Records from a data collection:
+ + + + +

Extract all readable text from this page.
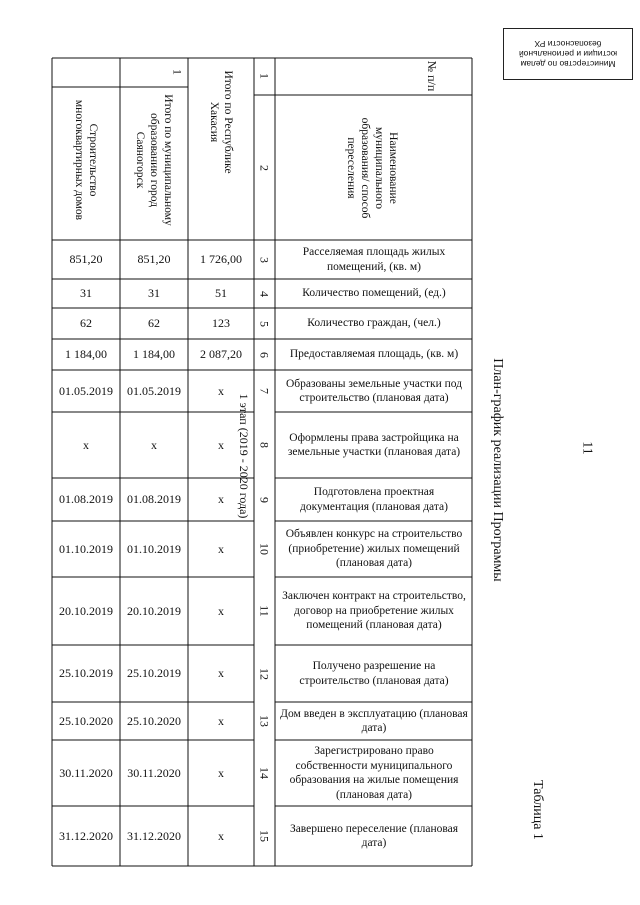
Министерство по делам
юстиции и региональной
безопасности РХ
11
План-график реализации Программы
Таблица 1
№ п/п
1
2	Наименование муниципального образования/ способ переселения
1	Итого по Республике Хакасия
Итого по муниципальному образованию город Саяногорск
Строительство многоквартирных домов
1 этап (2019 - 2020 года)
Расселяемая площадь жилых помещений, (кв. м)
3
1 726,00
851,20
851,20
Количество помещений, (ед.)
4
51
31
31
Количество граждан, (чел.)
5
123
62
62
Предоставляемая площадь, (кв. м)
6
2 087,20
1 184,00
1 184,00
Образованы земельные участки под строительство (плановая дата)
7
x
01.05.2019
01.05.2019
Оформлены права застройщика на земельные участки (плановая дата)
8
x
x
x
Подготовлена проектная документация (плановая дата)
9
x
01.08.2019
01.08.2019
Объявлен конкурс на строительство (приобретение) жилых помещений (плановая дата)
10
x
01.10.2019
01.10.2019
Заключен контракт на строительство, договор на приобретение жилых помещений (плановая дата)
11
x
20.10.2019
20.10.2019
Получено разрешение на строительство (плановая дата)
12
x
25.10.2019
25.10.2019
Дом введен в эксплуатацию (плановая дата)
13
x
25.10.2020
25.10.2020
Зарегистрировано право собственности муниципального образования на жилые помещения (плановая дата)
14
x
30.11.2020
30.11.2020
Завершено переселение (плановая дата)
15
x
31.12.2020
31.12.2020
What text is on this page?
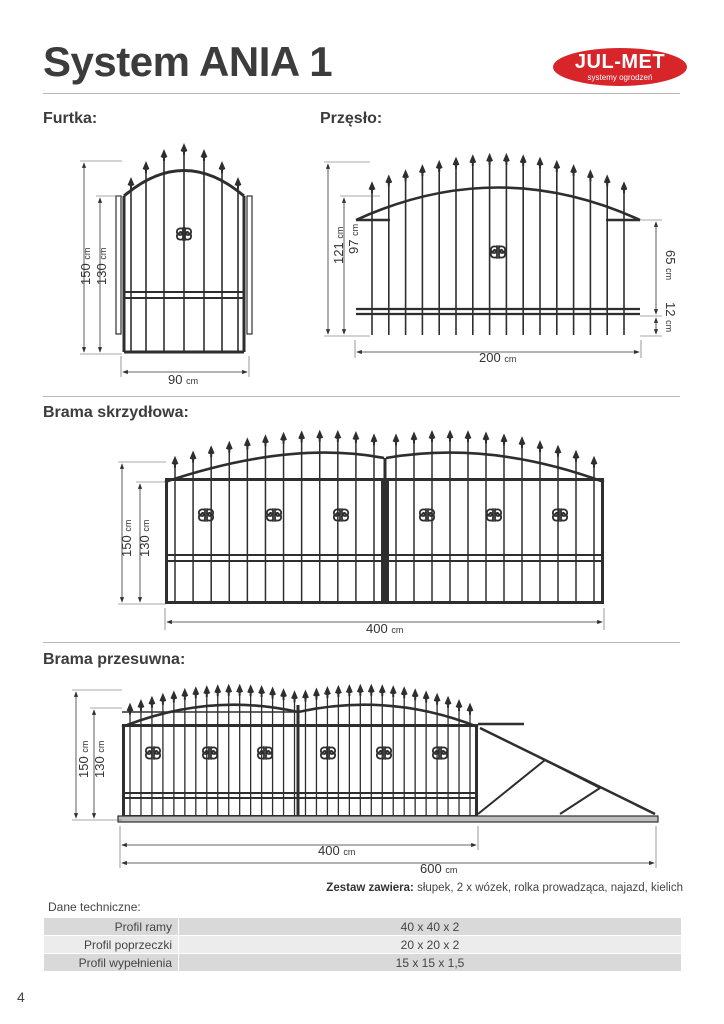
System ANIA 1	JUL-MET
systemy ogrodzeń
Furtka:	Przęsło:
Brama skrzydłowa:
Brama przesuwna:
150 cm
130 cm
90 cm
121 cm
97 cm
65 cm
12 cm
200 cm
150 cm
130 cm
400 cm
150 cm
130 cm
400 cm
600 cm
Zestaw zawiera: słupek, 2 x wózek, rolka prowadząca, najazd, kielich
Dane techniczne:
Profil ramy	40 x 40 x 2
Profil poprzeczki	20 x 20 x 2
Profil wypełnienia	15 x 15 x 1,5
4
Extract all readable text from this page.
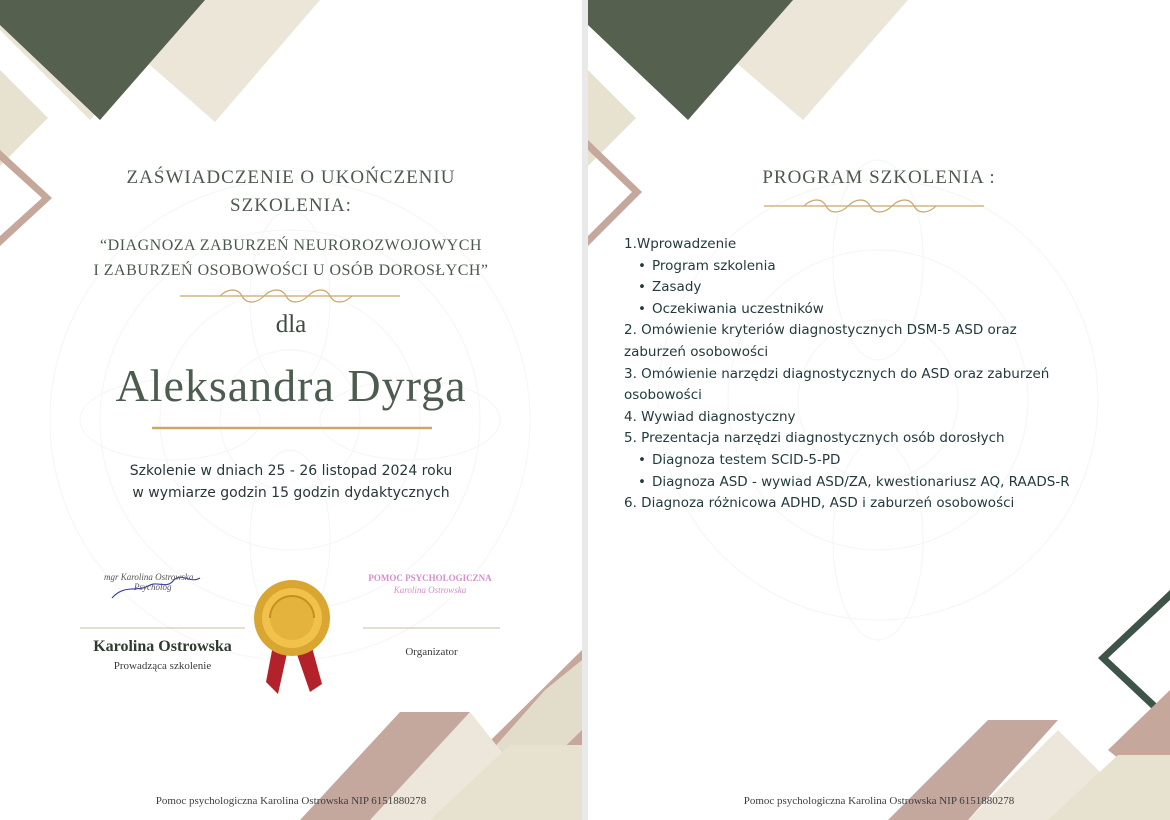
ZAŚWIADCZENIE O UKOŃCZENIU
SZKOLENIA:
“DIAGNOZA ZABURZEŃ NEUROROZWOJOWYCH
I ZABURZEŃ OSOBOWOŚCI U OSÓB DOROSŁYCH”
dla
Aleksandra Dyrga
Szkolenie w dniach 25 - 26 listopad 2024 roku
w wymiarze godzin 15 godzin dydaktycznych
mgr Karolina Ostrowska
Psycholog
Karolina Ostrowska
Prowadząca szkolenie
POMOC PSYCHOLOGICZNA
Karolina Ostrowska
Organizator
Pomoc psychologiczna Karolina Ostrowska NIP 6151880278
PROGRAM SZKOLENIA :
1.Wprowadzenie
• Program szkolenia
• Zasady
• Oczekiwania uczestników
2. Omówienie kryteriów diagnostycznych DSM-5 ASD oraz
zaburzeń osobowości
3. Omówienie narzędzi diagnostycznych do ASD oraz zaburzeń
osobowości
4. Wywiad diagnostyczny
5. Prezentacja narzędzi diagnostycznych osób dorosłych
• Diagnoza testem SCID-5-PD
• Diagnoza ASD - wywiad ASD/ZA, kwestionariusz AQ, RAADS-R
6. Diagnoza różnicowa ADHD, ASD i zaburzeń osobowości
Pomoc psychologiczna Karolina Ostrowska NIP 6151880278
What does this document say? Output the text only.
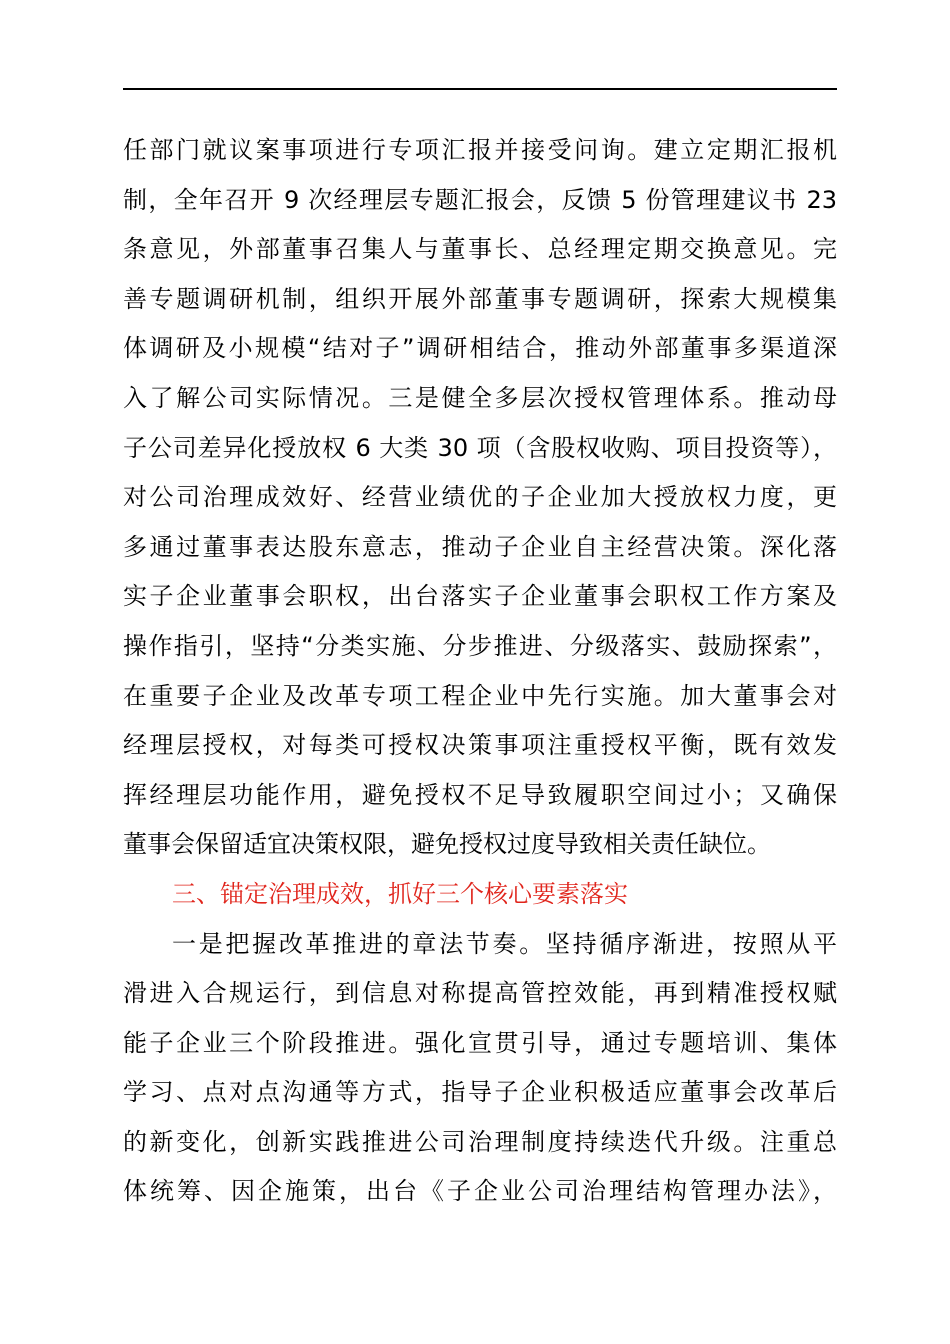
任部门就议案事项进行专项汇报并接受问询。建立定期汇报机
制，全年召开 9 次经理层专题汇报会，反馈 5 份管理建议书 23
条意见，外部董事召集人与董事长、总经理定期交换意见。完
善专题调研机制，组织开展外部董事专题调研，探索大规模集
体调研及小规模“结对子”调研相结合，推动外部董事多渠道深
入了解公司实际情况。三是健全多层次授权管理体系。推动母
子公司差异化授放权 6 大类 30 项（含股权收购、项目投资等），
对公司治理成效好、经营业绩优的子企业加大授放权力度，更
多通过董事表达股东意志，推动子企业自主经营决策。深化落
实子企业董事会职权，出台落实子企业董事会职权工作方案及
操作指引，坚持“分类实施、分步推进、分级落实、鼓励探索”，
在重要子企业及改革专项工程企业中先行实施。加大董事会对
经理层授权，对每类可授权决策事项注重授权平衡，既有效发
挥经理层功能作用，避免授权不足导致履职空间过小；又确保
董事会保留适宜决策权限，避免授权过度导致相关责任缺位。
三、锚定治理成效，抓好三个核心要素落实
一是把握改革推进的章法节奏。坚持循序渐进，按照从平
滑进入合规运行，到信息对称提高管控效能，再到精准授权赋
能子企业三个阶段推进。强化宣贯引导，通过专题培训、集体
学习、点对点沟通等方式，指导子企业积极适应董事会改革后
的新变化，创新实践推进公司治理制度持续迭代升级。注重总
体统筹、因企施策，出台《子企业公司治理结构管理办法》，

+ + + + +

## Problem
Copy every record above exactly as written, but leave out the pictures.

## Exercise answer
Extract all readable text from this page.
Министерство по делам
юстиции и региональной
безопасности РХ
11
План-график реализации Программы
Таблица 1
№ п/п
1
2	Наименование муниципального образования/ способ переселения
1	Итого по Республике Хакасия
Итого по муниципальному образованию город Саяногорск
Строительство многоквартирных домов
1 этап (2019 - 2020 года)
Расселяемая площадь жилых помещений, (кв. м)
3
1 726,00
851,20
851,20
Количество помещений, (ед.)
4
51
31
31
Количество граждан, (чел.)
5
123
62
62
Предоставляемая площадь, (кв. м)
6
2 087,20
1 184,00
1 184,00
Образованы земельные участки под строительство (плановая дата)
7
x
01.05.2019
01.05.2019
Оформлены права застройщика на земельные участки (плановая дата)
8
x
x
x
Подготовлена проектная документация (плановая дата)
9
x
01.08.2019
01.08.2019
Объявлен конкурс на строительство (приобретение) жилых помещений (плановая дата)
10
x
01.10.2019
01.10.2019
Заключен контракт на строительство, договор на приобретение жилых помещений (плановая дата)
11
x
20.10.2019
20.10.2019
Получено разрешение на строительство (плановая дата)
12
x
25.10.2019
25.10.2019
Дом введен в эксплуатацию (плановая дата)
13
x
25.10.2020
25.10.2020
Зарегистрировано право собственности муниципального образования на жилые помещения (плановая дата)
14
x
30.11.2020
30.11.2020
Завершено переселение (плановая дата)
15
x
31.12.2020
31.12.2020
What text is on this page?
System ANIA 1	JUL-MET
systemy ogrodzeń
Furtka:	Przęsło:
Brama skrzydłowa:
Brama przesuwna:
150 cm
130 cm
90 cm
121 cm
97 cm
65 cm
12 cm
200 cm
150 cm
130 cm
400 cm
150 cm
130 cm
400 cm
600 cm
Zestaw zawiera: słupek, 2 x wózek, rolka prowadząca, najazd, kielich
Dane techniczne:
Profil ramy	40 x 40 x 2
Profil poprzeczki	20 x 20 x 2
Profil wypełnienia	15 x 15 x 1,5
4
Extract all readable text from this page.
ZAŚWIADCZENIE O UKOŃCZENIU
SZKOLENIA:
“DIAGNOZA ZABURZEŃ NEUROROZWOJOWYCH
I ZABURZEŃ OSOBOWOŚCI U OSÓB DOROSŁYCH”
dla
Aleksandra Dyrga
Szkolenie w dniach 25 - 26 listopad 2024 roku
w wymiarze godzin 15 godzin dydaktycznych
mgr Karolina Ostrowska
Psycholog
Karolina Ostrowska
Prowadząca szkolenie
POMOC PSYCHOLOGICZNA
Karolina Ostrowska
Organizator
Pomoc psychologiczna Karolina Ostrowska NIP 6151880278
PROGRAM SZKOLENIA :
1.Wprowadzenie
• Program szkolenia
• Zasady
• Oczekiwania uczestników
2. Omówienie kryteriów diagnostycznych DSM-5 ASD oraz
zaburzeń osobowości
3. Omówienie narzędzi diagnostycznych do ASD oraz zaburzeń
osobowości
4. Wywiad diagnostyczny
5. Prezentacja narzędzi diagnostycznych osób dorosłych
• Diagnoza testem SCID-5-PD
• Diagnoza ASD - wywiad ASD/ZA, kwestionariusz AQ, RAADS-R
6. Diagnoza różnicowa ADHD, ASD i zaburzeń osobowości
Pomoc psychologiczna Karolina Ostrowska NIP 6151880278
What does this document say? Output the text only.
任部门就议案事项进行专项汇报并接受问询。建立定期汇报机
制，全年召开 9 次经理层专题汇报会，反馈 5 份管理建议书 23
条意见，外部董事召集人与董事长、总经理定期交换意见。完
善专题调研机制，组织开展外部董事专题调研，探索大规模集
体调研及小规模“结对子”调研相结合，推动外部董事多渠道深
入了解公司实际情况。三是健全多层次授权管理体系。推动母
子公司差异化授放权 6 大类 30 项（含股权收购、项目投资等），
对公司治理成效好、经营业绩优的子企业加大授放权力度，更
多通过董事表达股东意志，推动子企业自主经营决策。深化落
实子企业董事会职权，出台落实子企业董事会职权工作方案及
操作指引，坚持“分类实施、分步推进、分级落实、鼓励探索”，
在重要子企业及改革专项工程企业中先行实施。加大董事会对
经理层授权，对每类可授权决策事项注重授权平衡，既有效发
挥经理层功能作用，避免授权不足导致履职空间过小；又确保
董事会保留适宜决策权限，避免授权过度导致相关责任缺位。
三、锚定治理成效，抓好三个核心要素落实
一是把握改革推进的章法节奏。坚持循序渐进，按照从平
滑进入合规运行，到信息对称提高管控效能，再到精准授权赋
能子企业三个阶段推进。强化宣贯引导，通过专题培训、集体
学习、点对点沟通等方式，指导子企业积极适应董事会改革后
的新变化，创新实践推进公司治理制度持续迭代升级。注重总
体统筹、因企施策，出台《子企业公司治理结构管理办法》，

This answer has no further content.